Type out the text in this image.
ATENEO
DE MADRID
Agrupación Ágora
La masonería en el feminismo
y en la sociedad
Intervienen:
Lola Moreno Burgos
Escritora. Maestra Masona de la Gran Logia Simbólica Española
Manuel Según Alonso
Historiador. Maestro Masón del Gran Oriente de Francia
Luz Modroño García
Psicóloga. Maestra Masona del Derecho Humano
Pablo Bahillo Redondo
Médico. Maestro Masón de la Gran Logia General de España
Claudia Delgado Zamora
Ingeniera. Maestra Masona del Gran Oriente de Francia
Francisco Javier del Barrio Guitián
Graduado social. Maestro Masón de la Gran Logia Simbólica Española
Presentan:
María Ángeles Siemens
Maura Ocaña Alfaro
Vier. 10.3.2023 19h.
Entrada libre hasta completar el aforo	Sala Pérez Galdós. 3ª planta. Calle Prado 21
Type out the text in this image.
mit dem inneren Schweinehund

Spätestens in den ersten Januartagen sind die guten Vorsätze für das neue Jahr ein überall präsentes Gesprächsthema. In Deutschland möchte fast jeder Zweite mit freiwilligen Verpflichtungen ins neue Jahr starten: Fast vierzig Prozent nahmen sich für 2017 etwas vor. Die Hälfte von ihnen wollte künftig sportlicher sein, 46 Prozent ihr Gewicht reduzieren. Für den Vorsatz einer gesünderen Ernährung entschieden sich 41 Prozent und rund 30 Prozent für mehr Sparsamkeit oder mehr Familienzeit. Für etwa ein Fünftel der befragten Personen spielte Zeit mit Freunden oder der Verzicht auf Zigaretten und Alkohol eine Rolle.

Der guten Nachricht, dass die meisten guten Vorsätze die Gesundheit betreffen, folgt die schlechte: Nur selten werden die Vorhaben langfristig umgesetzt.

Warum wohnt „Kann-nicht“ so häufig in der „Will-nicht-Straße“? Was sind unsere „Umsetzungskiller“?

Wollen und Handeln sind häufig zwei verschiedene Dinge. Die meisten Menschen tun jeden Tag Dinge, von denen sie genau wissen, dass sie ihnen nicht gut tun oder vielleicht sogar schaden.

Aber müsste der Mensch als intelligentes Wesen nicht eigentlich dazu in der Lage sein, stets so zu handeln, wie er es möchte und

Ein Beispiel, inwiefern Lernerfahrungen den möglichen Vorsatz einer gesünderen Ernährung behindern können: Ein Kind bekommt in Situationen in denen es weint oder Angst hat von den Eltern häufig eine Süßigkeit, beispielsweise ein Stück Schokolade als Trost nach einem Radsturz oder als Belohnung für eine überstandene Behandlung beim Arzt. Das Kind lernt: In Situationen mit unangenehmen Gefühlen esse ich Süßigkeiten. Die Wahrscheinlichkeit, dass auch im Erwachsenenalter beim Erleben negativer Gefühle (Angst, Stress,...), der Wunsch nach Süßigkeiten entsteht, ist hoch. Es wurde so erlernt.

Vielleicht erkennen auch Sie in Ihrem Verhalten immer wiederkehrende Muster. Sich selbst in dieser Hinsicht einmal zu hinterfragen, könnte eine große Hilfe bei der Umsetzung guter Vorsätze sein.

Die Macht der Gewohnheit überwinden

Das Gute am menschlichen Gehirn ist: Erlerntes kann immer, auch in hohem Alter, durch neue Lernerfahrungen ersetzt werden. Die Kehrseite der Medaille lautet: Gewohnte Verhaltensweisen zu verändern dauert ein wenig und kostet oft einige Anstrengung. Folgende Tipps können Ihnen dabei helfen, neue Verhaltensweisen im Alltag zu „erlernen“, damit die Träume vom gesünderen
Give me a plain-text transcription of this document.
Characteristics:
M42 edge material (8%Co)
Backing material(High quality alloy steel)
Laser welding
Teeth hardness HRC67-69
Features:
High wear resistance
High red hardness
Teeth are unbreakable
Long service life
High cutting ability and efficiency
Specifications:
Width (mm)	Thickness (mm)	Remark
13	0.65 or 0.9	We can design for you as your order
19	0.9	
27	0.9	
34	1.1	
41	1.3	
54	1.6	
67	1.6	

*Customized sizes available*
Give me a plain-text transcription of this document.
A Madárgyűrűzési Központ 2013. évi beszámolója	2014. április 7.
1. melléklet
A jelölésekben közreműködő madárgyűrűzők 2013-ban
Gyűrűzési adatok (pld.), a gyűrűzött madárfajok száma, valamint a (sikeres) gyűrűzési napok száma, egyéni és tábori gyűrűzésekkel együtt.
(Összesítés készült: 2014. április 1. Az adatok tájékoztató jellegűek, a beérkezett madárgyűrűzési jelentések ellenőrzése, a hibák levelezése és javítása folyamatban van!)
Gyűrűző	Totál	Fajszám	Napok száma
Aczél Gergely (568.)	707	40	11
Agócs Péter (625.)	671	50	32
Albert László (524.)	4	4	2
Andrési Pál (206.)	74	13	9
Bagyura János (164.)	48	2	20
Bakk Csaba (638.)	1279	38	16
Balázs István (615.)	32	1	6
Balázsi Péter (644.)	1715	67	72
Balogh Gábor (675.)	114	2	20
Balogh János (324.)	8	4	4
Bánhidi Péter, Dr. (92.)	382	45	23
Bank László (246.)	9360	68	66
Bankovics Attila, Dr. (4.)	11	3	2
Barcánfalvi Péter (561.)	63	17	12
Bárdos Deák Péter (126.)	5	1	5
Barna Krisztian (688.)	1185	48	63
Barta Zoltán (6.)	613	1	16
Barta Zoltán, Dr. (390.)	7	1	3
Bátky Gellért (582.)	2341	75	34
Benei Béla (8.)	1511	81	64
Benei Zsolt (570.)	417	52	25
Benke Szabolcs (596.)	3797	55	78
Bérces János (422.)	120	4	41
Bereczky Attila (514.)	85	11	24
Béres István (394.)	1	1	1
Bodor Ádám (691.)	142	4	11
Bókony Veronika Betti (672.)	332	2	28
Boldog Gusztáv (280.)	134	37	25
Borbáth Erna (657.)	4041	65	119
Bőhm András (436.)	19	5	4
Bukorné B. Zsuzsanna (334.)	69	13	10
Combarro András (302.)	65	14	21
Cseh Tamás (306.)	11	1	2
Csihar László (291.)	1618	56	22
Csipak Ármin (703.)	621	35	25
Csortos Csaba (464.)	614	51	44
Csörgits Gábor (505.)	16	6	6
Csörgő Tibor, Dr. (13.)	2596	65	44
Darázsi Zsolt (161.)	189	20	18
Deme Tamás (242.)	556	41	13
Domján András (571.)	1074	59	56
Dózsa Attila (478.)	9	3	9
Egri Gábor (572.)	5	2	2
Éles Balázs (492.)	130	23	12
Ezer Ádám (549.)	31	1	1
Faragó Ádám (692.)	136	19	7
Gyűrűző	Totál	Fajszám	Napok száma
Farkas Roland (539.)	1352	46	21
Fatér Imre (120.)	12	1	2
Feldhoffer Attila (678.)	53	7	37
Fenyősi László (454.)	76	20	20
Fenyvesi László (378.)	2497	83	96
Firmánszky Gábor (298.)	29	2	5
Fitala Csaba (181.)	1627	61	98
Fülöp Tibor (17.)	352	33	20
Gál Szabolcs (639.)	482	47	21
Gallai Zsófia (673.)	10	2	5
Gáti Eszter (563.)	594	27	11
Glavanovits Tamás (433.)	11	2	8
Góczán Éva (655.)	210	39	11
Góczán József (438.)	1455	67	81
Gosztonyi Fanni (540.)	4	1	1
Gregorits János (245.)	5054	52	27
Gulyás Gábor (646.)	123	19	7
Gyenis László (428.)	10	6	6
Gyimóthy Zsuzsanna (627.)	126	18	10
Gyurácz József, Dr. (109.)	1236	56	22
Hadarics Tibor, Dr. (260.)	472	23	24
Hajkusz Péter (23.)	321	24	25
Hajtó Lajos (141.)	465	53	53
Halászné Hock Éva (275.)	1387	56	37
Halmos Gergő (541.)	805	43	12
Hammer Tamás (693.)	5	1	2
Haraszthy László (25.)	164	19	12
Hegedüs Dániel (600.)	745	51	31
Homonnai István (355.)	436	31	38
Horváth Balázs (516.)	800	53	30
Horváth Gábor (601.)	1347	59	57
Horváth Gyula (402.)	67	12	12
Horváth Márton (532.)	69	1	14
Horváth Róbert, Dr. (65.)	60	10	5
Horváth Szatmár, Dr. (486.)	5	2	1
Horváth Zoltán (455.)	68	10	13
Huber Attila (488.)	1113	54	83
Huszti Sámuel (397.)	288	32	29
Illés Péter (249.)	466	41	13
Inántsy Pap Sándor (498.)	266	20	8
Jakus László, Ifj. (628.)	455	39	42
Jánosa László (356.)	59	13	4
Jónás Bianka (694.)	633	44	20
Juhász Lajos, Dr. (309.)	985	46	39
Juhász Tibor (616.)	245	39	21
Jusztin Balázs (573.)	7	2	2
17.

--- --- ---

**The exercise**
Which lines contain "Masón"? Copy each of them out.

**Correct output**
Historiador. Maestro Masón del Gran Oriente de Francia
Médico. Maestro Masón de la Gran Logia General de España
Graduado social. Maestro Masón de la Gran Logia Simbólica Española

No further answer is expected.